▶ WHAT IS REQUIRED: Repeat exactly, and only, the lines from the line containing "Transcribe this image's" through the last line of the records below, including both.

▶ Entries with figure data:
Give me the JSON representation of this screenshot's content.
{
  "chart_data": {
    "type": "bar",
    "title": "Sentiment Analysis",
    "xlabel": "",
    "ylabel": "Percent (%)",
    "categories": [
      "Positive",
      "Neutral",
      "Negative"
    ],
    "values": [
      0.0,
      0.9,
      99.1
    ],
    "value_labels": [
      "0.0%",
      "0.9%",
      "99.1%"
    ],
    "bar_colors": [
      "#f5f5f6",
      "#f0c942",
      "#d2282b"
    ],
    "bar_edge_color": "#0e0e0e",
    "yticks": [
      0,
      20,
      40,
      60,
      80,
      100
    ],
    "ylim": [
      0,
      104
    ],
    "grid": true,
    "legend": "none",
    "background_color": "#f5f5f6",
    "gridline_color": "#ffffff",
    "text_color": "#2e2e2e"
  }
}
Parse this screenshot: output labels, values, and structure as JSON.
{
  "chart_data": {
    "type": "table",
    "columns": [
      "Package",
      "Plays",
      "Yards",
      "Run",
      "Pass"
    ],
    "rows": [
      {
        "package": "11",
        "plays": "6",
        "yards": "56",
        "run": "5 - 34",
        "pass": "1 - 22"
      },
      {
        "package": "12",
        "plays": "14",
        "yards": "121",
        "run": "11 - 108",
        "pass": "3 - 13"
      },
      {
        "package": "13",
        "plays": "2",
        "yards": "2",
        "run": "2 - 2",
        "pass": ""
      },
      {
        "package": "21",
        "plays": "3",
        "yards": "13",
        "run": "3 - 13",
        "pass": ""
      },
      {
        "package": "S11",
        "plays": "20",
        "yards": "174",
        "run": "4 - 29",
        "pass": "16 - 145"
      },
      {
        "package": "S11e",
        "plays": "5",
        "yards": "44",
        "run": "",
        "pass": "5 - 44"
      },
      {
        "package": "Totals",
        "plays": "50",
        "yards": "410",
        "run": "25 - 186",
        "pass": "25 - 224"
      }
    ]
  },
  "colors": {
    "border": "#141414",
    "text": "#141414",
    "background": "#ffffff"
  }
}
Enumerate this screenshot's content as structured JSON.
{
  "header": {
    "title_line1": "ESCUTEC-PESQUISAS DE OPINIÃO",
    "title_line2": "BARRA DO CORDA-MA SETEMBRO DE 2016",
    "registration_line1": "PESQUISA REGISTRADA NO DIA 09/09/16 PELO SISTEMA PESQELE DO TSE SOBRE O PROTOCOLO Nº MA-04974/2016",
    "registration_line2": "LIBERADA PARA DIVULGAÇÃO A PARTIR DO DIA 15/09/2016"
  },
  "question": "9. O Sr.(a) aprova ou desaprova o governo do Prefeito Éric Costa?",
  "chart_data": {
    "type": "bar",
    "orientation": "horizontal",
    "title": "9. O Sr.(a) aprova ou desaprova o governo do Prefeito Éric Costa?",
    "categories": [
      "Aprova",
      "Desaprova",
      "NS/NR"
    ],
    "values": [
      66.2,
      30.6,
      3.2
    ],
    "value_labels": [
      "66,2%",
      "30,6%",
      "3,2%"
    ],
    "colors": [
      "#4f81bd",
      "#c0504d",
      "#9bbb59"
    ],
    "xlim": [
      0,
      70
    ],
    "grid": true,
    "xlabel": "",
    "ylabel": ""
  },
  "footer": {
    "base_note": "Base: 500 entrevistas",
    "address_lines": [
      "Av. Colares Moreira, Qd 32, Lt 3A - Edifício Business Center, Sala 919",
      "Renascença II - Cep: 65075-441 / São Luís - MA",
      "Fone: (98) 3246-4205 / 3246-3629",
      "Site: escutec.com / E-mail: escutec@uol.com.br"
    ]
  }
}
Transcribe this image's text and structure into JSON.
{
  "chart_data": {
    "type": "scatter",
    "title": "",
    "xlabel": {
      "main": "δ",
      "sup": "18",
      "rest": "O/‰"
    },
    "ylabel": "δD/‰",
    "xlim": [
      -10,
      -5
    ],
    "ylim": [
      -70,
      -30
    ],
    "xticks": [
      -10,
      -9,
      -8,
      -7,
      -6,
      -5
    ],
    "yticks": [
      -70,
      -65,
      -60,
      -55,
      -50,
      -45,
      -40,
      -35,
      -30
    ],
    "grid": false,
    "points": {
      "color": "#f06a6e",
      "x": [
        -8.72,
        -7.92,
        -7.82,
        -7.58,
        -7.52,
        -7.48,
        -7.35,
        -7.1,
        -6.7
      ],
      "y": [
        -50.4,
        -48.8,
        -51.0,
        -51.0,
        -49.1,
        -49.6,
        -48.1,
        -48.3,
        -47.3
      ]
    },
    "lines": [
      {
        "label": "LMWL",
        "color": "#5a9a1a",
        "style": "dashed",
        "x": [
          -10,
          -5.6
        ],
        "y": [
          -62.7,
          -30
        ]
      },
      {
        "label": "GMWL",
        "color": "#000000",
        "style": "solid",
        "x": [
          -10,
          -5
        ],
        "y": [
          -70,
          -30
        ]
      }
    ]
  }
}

▶ RESPONSE BELOW:
Transcribe this image's text and structure into JSON.
{
  "chart_data": {
    "type": "scatter",
    "title": "",
    "xlabel": {
      "main": "δ",
      "sup": "18",
      "rest": "O/‰"
    },
    "ylabel": "δD/‰",
    "xlim": [
      -10,
      -5
    ],
    "ylim": [
      -70,
      -30
    ],
    "xticks": [
      -10,
      -9,
      -8,
      -7,
      -6,
      -5
    ],
    "yticks": [
      -70,
      -65,
      -60,
      -55,
      -50,
      -45,
      -40,
      -35,
      -30
    ],
    "grid": false,
    "points": {
      "color": "#f06a6e",
      "x": [
        -8.72,
        -7.92,
        -7.82,
        -7.58,
        -7.52,
        -7.48,
        -7.35,
        -7.1,
        -6.7
      ],
      "y": [
        -50.4,
        -48.8,
        -51.0,
        -51.0,
        -49.1,
        -49.6,
        -48.1,
        -48.3,
        -47.3
      ]
    },
    "lines": [
      {
        "label": "LMWL",
        "color": "#5a9a1a",
        "style": "dashed",
        "x": [
          -10,
          -5.6
        ],
        "y": [
          -62.7,
          -30
        ]
      },
      {
        "label": "GMWL",
        "color": "#000000",
        "style": "solid",
        "x": [
          -10,
          -5
        ],
        "y": [
          -70,
          -30
        ]
      }
    ]
  }
}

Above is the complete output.